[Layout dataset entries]
►
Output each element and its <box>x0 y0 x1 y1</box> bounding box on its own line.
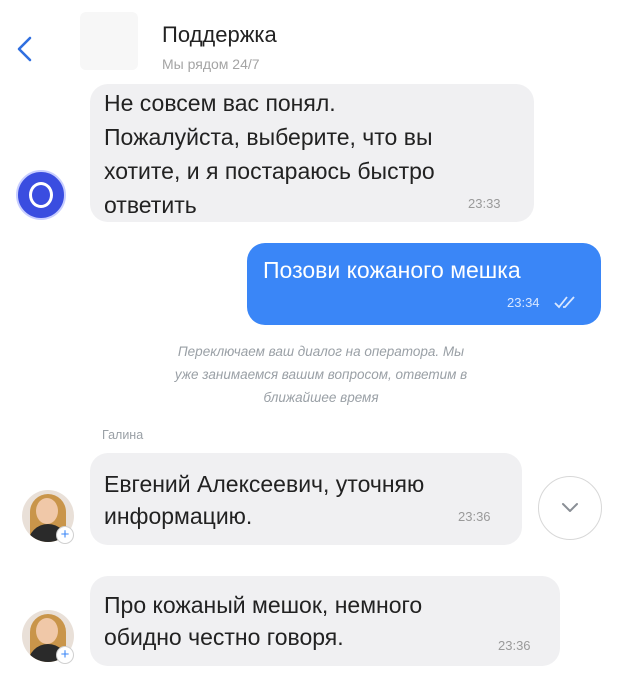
system-message: Переключаем ваш диалог на оператора. Мы … <box>86 340 556 409</box>
support-avatar <box>80 12 138 70</box>
incoming-message-operator: Евгений Алексеевич, уточняю информацию. … <box>90 453 522 545</box>
bot-logo-icon <box>29 182 53 208</box>
message-line: Не совсем вас понял. <box>104 90 336 116</box>
message-line: Пожалуйста, выберите, что вы <box>104 124 433 150</box>
incoming-message-bot: Не совсем вас понял. Пожалуйста, выберит… <box>90 84 534 222</box>
message-line: Про кожаный мешок, немного <box>104 592 423 618</box>
message-text: Позови кожаного мешка <box>263 257 521 283</box>
back-button[interactable] <box>10 34 40 64</box>
message-time: 23:36 <box>498 638 531 653</box>
message-line: обидно честно говоря. <box>104 624 344 650</box>
chat-title: Поддержка <box>162 22 277 47</box>
message-line: информацию. <box>104 503 253 529</box>
bot-avatar <box>16 170 66 220</box>
chevron-left-icon <box>17 36 32 62</box>
outgoing-message: Позови кожаного мешка 23:34 <box>247 243 601 325</box>
double-check-icon <box>554 296 575 309</box>
system-message-line: Переключаем ваш диалог на оператора. Мы <box>177 344 465 359</box>
chat-subtitle: Мы рядом 24/7 <box>162 56 260 72</box>
message-line: хотите, и я постараюсь быстро <box>104 158 435 184</box>
operator-name: Галина <box>102 428 144 442</box>
system-message-line: уже занимаемся вашим вопросом, ответим в <box>174 367 468 382</box>
chevron-down-icon <box>562 503 578 512</box>
message-time: 23:33 <box>468 196 501 211</box>
message-line: ответить <box>104 192 197 218</box>
plus-icon[interactable]: + <box>56 646 74 664</box>
message-time: 23:36 <box>458 509 491 524</box>
plus-icon[interactable]: + <box>56 526 74 544</box>
message-line: Евгений Алексеевич, уточняю <box>104 471 425 497</box>
incoming-message-operator: Про кожаный мешок, немного обидно честно… <box>90 576 560 666</box>
message-time: 23:34 <box>507 295 540 310</box>
scroll-down-button[interactable] <box>538 476 602 540</box>
system-message-line: ближайшее время <box>263 390 379 405</box>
◄
SHORT PROBLEM: Show each line of the entries above that contains the word "понял".

REPLY TO THE TASK:
message-line: Не совсем вас понял. <box>104 90 336 116</box>
incoming-message-bot: Не совсем вас понял. Пожалуйста, выберит… <box>90 84 534 222</box>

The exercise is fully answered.